THE TASK =>
Omit the pictures, please, and give each record below again exactly.

INPUT DATA =>
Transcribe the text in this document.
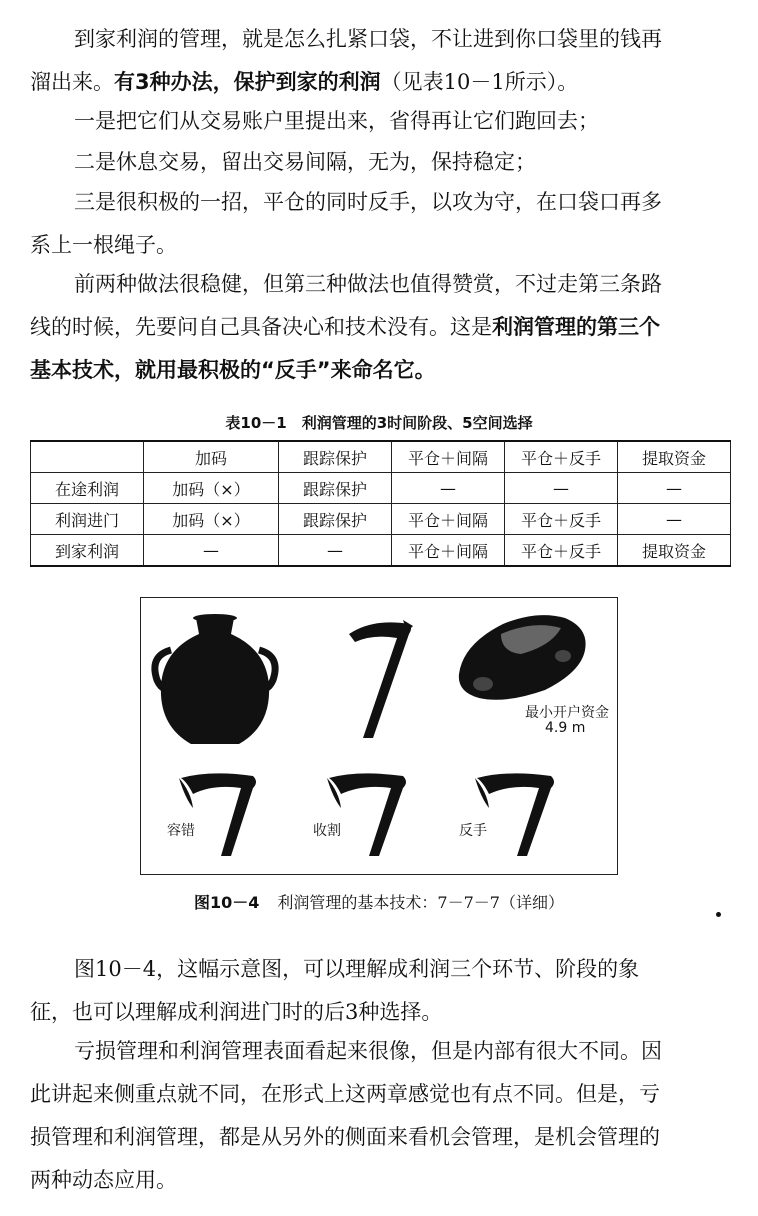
到家利润的管理，就是怎么扎紧口袋，不让进到你口袋里的钱再
溜出来。有3种办法，保护到家的利润（见表10－1所示）。

一是把它们从交易账户里提出来，省得再让它们跑回去；

二是休息交易，留出交易间隔，无为，保持稳定；

三是很积极的一招，平仓的同时反手，以攻为守，在口袋口再多
系上一根绳子。

前两种做法很稳健，但第三种做法也值得赞赏，不过走第三条路
线的时候，先要问自己具备决心和技术没有。这是利润管理的第三个
基本技术，就用最积极的“反手”来命名它。

表10－1　利润管理的3时间阶段、5空间选择
	加码	跟踪保护	平仓＋间隔	平仓＋反手	提取资金
在途利润	加码（×）	跟踪保护	—	—	—
利润进门	加码（×）	跟踪保护	平仓＋间隔	平仓＋反手	—
到家利润	—	—	平仓＋间隔	平仓＋反手	提取资金
最小开户资金
4.9 m
容错	收割	反手
图10－4 利润管理的基本技术：7－7－7（详细）

图10－4，这幅示意图，可以理解成利润三个环节、阶段的象
征，也可以理解成利润进门时的后3种选择。

亏损管理和利润管理表面看起来很像，但是内部有很大不同。因
此讲起来侧重点就不同，在形式上这两章感觉也有点不同。但是，亏
损管理和利润管理，都是从另外的侧面来看机会管理，是机会管理的
两种动态应用。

RESULT BELOW =>
Transcribe the text in this document.
到家利润的管理，就是怎么扎紧口袋，不让进到你口袋里的钱再
溜出来。有3种办法，保护到家的利润（见表10－1所示）。

一是把它们从交易账户里提出来，省得再让它们跑回去；

二是休息交易，留出交易间隔，无为，保持稳定；

三是很积极的一招，平仓的同时反手，以攻为守，在口袋口再多
系上一根绳子。

前两种做法很稳健，但第三种做法也值得赞赏，不过走第三条路
线的时候，先要问自己具备决心和技术没有。这是利润管理的第三个
基本技术，就用最积极的“反手”来命名它。

表10－1　利润管理的3时间阶段、5空间选择
	加码	跟踪保护	平仓＋间隔	平仓＋反手	提取资金
在途利润	加码（×）	跟踪保护	—	—	—
利润进门	加码（×）	跟踪保护	平仓＋间隔	平仓＋反手	—
到家利润	—	—	平仓＋间隔	平仓＋反手	提取资金
最小开户资金
4.9 m
容错	收割	反手
图10－4 利润管理的基本技术：7－7－7（详细）

图10－4，这幅示意图，可以理解成利润三个环节、阶段的象
征，也可以理解成利润进门时的后3种选择。

亏损管理和利润管理表面看起来很像，但是内部有很大不同。因
此讲起来侧重点就不同，在形式上这两章感觉也有点不同。但是，亏
损管理和利润管理，都是从另外的侧面来看机会管理，是机会管理的
两种动态应用。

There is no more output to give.